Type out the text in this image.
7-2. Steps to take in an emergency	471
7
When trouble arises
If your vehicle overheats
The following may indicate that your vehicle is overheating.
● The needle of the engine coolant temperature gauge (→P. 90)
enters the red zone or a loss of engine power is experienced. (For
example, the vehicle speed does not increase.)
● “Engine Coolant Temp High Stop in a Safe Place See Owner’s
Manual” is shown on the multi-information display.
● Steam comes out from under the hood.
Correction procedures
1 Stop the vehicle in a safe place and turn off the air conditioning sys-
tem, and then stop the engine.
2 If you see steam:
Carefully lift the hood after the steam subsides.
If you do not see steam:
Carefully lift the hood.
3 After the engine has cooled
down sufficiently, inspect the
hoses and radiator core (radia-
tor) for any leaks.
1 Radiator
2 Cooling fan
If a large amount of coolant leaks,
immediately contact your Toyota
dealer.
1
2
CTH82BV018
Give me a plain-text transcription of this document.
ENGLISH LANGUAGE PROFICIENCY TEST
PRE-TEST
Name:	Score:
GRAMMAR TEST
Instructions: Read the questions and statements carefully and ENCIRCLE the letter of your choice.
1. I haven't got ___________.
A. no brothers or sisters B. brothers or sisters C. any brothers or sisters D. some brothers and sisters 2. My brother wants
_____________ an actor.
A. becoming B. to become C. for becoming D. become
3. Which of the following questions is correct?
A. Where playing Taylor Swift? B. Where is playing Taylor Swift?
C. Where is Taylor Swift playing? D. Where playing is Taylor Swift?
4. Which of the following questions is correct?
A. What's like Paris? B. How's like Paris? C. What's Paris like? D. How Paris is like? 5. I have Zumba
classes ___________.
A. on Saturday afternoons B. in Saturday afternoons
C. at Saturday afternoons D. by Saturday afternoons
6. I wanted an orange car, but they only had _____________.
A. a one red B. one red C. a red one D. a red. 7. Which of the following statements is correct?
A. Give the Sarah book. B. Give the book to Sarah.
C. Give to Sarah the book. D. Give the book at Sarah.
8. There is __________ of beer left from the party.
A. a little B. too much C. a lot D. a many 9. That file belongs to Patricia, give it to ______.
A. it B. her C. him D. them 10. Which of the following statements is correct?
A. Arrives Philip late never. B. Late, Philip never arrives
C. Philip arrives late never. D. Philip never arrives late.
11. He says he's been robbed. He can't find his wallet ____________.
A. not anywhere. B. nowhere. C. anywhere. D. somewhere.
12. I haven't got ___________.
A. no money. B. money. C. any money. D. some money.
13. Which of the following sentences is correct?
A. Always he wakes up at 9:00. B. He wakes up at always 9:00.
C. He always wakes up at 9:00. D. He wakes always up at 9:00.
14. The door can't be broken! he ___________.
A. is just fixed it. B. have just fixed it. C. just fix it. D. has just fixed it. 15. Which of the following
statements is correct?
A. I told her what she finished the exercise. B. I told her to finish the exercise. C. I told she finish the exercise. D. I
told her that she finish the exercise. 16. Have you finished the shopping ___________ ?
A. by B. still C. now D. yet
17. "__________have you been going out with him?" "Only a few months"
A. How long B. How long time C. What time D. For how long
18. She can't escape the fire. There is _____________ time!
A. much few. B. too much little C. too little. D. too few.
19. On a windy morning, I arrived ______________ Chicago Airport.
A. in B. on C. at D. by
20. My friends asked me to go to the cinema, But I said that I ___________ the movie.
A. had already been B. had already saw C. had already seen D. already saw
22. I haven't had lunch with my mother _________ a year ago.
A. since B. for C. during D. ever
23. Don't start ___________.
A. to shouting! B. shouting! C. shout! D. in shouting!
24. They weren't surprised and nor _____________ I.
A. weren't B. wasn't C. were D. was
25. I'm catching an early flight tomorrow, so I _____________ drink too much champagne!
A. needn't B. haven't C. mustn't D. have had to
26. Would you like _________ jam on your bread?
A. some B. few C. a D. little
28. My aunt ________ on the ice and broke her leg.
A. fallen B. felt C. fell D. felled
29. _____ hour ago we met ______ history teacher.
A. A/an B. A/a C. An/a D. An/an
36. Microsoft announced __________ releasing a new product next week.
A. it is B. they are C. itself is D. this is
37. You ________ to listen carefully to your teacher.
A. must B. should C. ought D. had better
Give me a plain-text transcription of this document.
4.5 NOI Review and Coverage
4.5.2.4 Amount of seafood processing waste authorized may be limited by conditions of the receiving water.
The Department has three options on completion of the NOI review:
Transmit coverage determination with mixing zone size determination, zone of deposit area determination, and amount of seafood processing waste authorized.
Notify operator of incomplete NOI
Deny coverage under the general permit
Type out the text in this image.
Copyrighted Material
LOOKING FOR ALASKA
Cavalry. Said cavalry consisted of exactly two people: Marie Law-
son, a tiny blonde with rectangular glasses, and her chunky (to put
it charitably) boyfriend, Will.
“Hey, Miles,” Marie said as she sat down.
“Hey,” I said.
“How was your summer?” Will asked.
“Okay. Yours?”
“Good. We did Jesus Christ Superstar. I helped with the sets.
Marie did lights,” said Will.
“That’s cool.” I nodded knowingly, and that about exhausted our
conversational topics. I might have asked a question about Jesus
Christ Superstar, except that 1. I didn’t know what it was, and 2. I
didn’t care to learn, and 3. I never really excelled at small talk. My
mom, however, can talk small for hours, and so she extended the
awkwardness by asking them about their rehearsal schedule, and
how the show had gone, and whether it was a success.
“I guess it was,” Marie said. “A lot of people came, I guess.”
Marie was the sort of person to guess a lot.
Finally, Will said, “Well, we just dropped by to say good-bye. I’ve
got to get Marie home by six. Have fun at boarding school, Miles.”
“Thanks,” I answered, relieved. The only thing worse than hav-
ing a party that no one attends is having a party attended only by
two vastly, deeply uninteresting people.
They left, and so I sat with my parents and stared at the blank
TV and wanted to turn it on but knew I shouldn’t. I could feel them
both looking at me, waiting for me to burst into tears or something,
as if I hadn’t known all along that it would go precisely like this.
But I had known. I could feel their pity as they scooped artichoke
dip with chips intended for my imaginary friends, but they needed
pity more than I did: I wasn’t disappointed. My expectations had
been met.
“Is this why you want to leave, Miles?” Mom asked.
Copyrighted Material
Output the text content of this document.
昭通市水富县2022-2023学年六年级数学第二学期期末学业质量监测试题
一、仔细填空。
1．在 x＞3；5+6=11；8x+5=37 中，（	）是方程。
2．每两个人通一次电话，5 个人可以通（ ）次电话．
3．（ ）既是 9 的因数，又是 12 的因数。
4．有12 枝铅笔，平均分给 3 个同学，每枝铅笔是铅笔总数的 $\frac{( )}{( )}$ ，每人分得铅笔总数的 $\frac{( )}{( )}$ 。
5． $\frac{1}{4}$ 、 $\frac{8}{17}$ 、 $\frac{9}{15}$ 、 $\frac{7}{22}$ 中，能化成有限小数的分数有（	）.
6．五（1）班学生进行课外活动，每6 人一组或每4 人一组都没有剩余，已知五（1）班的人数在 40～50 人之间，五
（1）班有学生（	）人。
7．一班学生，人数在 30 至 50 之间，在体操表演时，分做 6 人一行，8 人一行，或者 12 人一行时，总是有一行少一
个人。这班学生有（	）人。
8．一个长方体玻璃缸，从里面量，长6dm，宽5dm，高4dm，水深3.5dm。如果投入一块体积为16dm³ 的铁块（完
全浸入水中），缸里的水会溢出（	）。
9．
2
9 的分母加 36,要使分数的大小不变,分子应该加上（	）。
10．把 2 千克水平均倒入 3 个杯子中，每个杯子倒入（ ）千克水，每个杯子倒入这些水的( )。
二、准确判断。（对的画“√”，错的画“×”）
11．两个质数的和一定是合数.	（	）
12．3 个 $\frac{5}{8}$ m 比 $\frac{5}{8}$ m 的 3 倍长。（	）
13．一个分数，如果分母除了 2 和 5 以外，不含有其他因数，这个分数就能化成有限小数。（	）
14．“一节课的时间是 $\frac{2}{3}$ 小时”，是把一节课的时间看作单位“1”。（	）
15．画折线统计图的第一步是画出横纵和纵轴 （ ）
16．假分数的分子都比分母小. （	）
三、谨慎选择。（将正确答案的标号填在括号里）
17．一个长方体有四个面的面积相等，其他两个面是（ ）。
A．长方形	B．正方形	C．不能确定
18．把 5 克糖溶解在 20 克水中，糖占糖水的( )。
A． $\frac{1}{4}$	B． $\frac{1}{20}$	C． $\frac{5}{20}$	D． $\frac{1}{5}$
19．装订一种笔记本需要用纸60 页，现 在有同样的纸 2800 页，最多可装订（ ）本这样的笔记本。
:::
**Directions for this task**. What is the number of lines containing "guess"? Give that number only.

**Solution**. 2